**Goal**:
From the listing below, extract every line in which the word "least" appears.

**Input material**:
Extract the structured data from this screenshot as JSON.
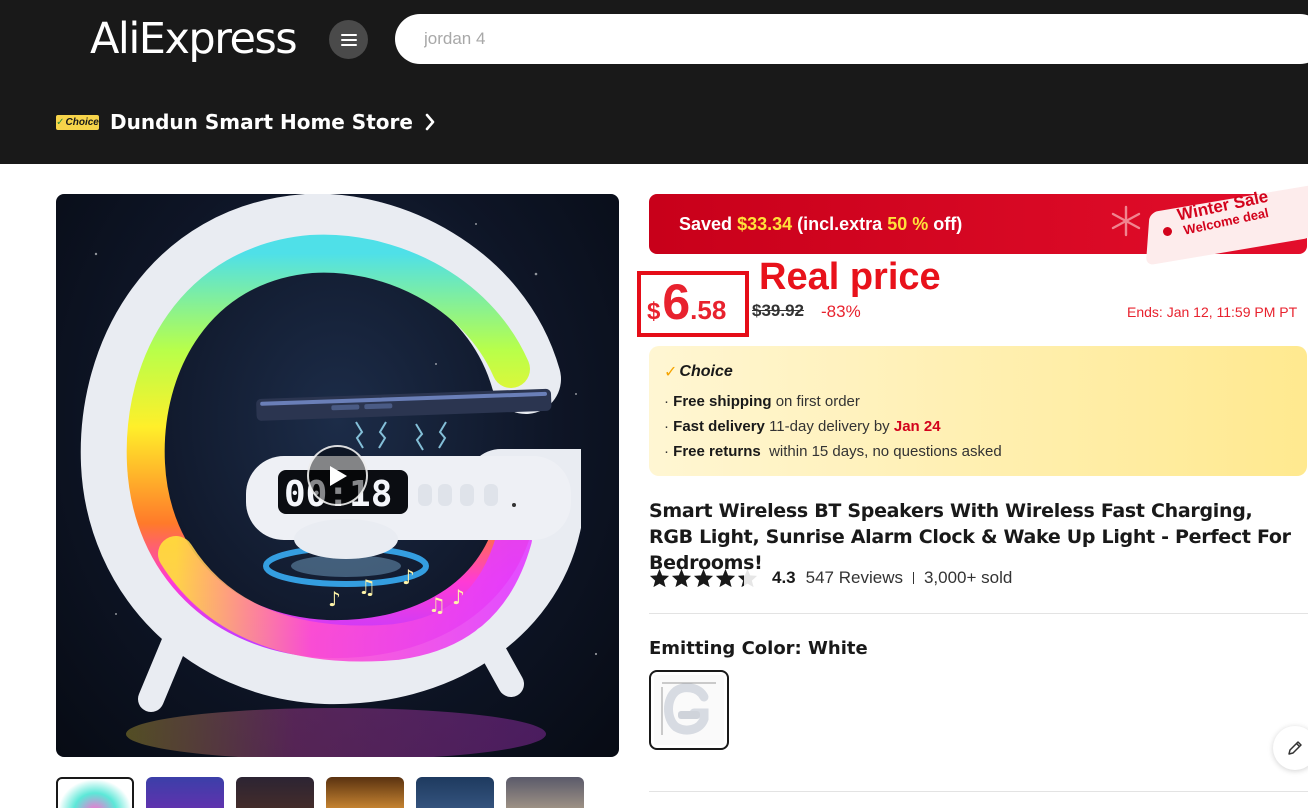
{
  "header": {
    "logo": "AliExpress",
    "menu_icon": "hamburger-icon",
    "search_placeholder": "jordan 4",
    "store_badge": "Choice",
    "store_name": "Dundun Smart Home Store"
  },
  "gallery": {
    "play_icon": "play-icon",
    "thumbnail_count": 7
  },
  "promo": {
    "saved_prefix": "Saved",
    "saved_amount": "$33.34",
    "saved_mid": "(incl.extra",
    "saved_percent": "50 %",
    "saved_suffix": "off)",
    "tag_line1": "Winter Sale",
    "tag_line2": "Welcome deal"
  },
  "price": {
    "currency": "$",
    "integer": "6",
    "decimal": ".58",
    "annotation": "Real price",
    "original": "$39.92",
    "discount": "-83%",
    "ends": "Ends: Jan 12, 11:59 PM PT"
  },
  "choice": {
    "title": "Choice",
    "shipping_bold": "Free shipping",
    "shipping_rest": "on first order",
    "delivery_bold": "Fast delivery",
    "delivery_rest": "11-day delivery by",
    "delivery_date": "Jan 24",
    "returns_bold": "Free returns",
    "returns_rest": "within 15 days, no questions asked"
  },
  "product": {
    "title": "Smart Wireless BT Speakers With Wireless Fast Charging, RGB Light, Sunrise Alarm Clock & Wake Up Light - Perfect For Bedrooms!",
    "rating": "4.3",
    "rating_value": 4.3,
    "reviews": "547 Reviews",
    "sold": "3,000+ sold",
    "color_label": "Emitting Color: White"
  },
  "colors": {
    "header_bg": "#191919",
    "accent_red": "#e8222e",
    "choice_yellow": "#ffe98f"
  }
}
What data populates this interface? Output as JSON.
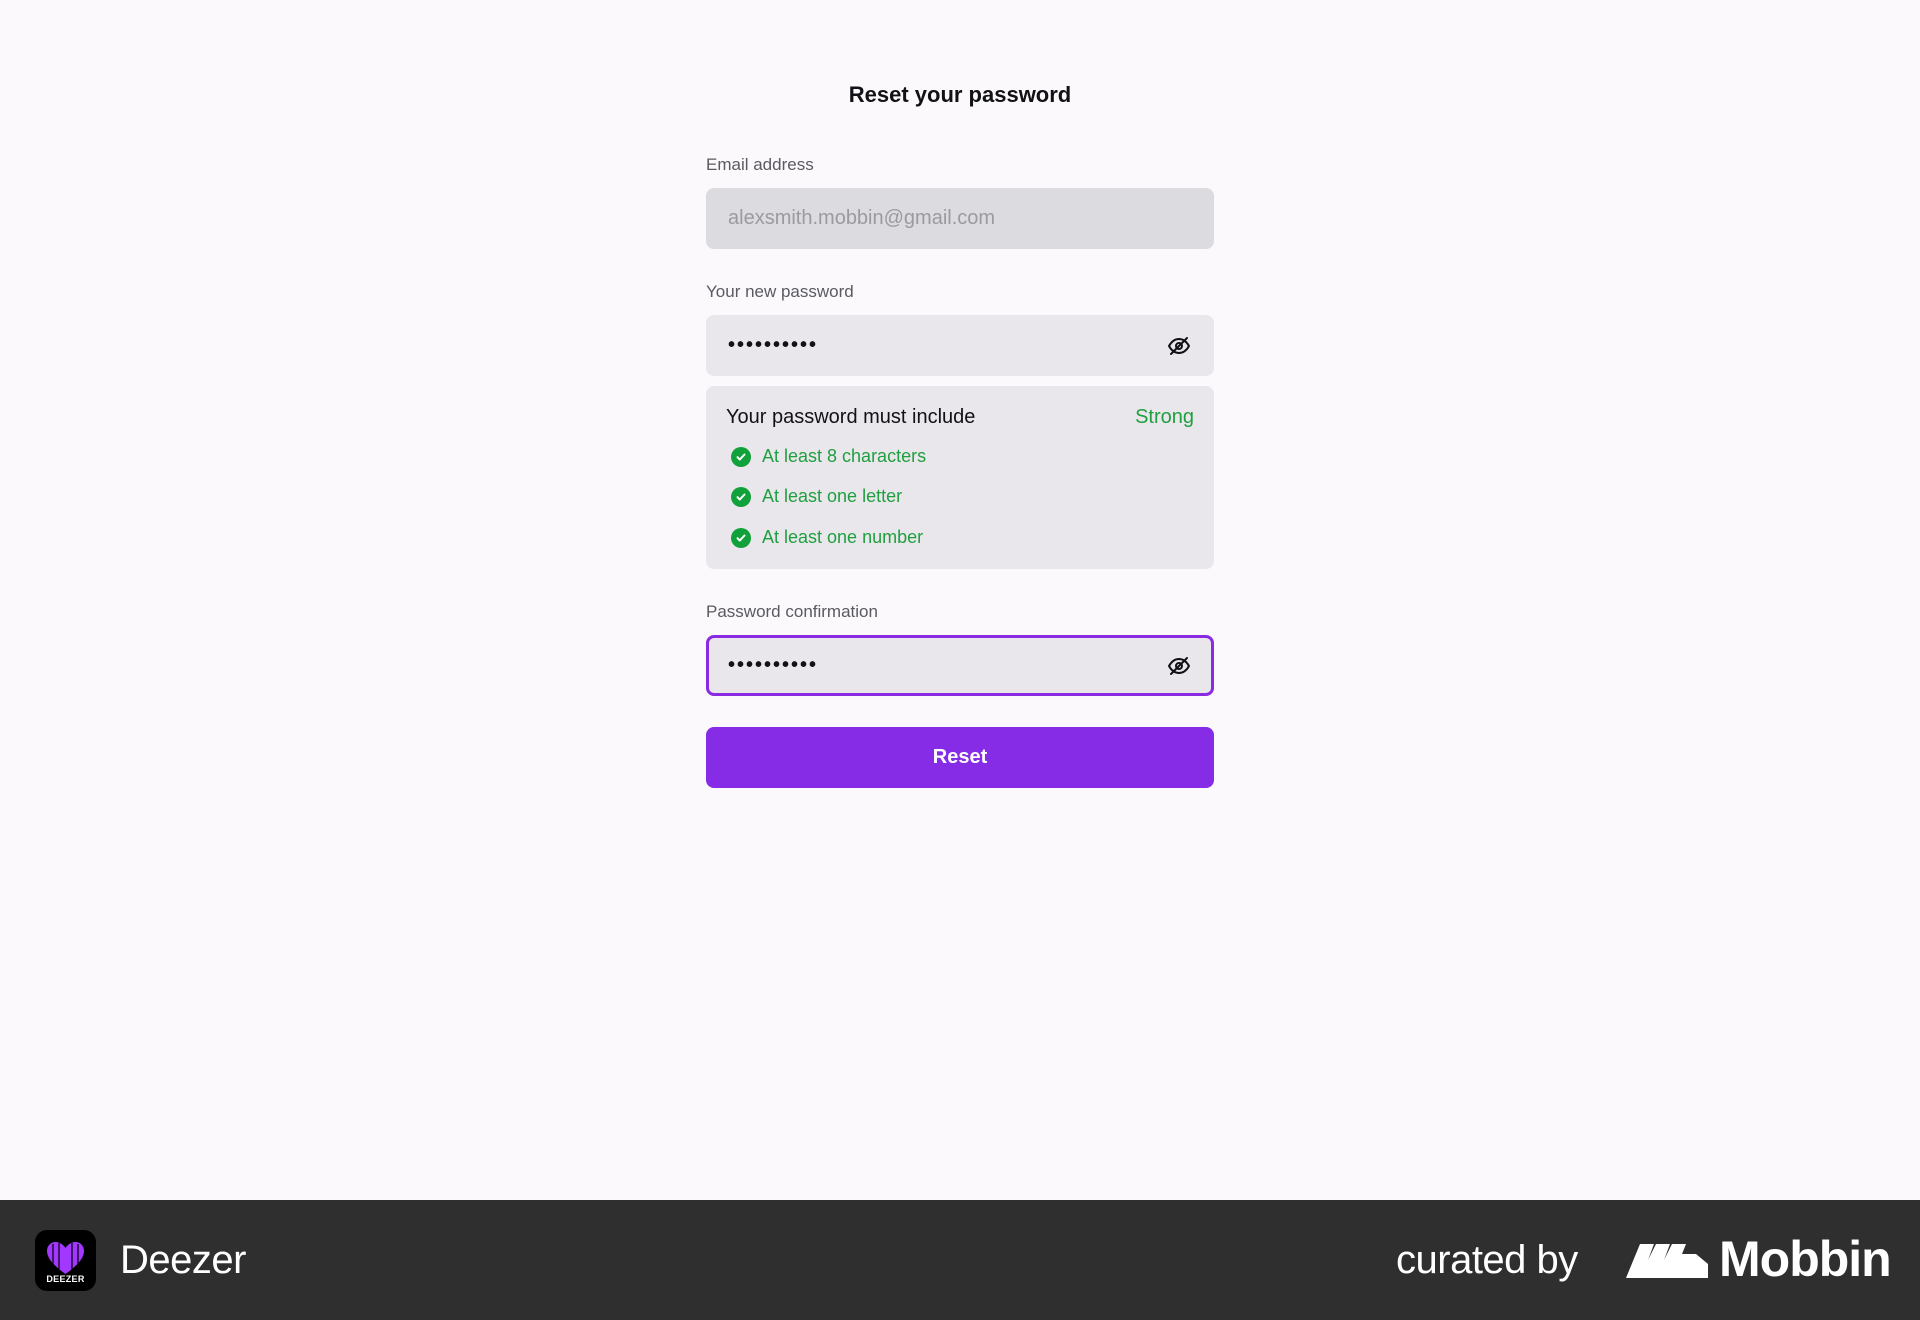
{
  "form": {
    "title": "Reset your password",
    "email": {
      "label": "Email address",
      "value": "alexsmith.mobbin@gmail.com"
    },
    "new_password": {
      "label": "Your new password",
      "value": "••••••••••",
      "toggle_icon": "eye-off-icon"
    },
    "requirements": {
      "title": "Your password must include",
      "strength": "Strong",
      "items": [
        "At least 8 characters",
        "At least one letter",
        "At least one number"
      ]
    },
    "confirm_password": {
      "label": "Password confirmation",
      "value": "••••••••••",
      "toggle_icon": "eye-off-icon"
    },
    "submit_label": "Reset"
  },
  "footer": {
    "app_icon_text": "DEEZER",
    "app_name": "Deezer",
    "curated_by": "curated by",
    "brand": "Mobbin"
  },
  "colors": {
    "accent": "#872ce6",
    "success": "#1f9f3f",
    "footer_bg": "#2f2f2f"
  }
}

**Right answer**:
        "At least 8 characters",
        "At least one letter",
        "At least one number"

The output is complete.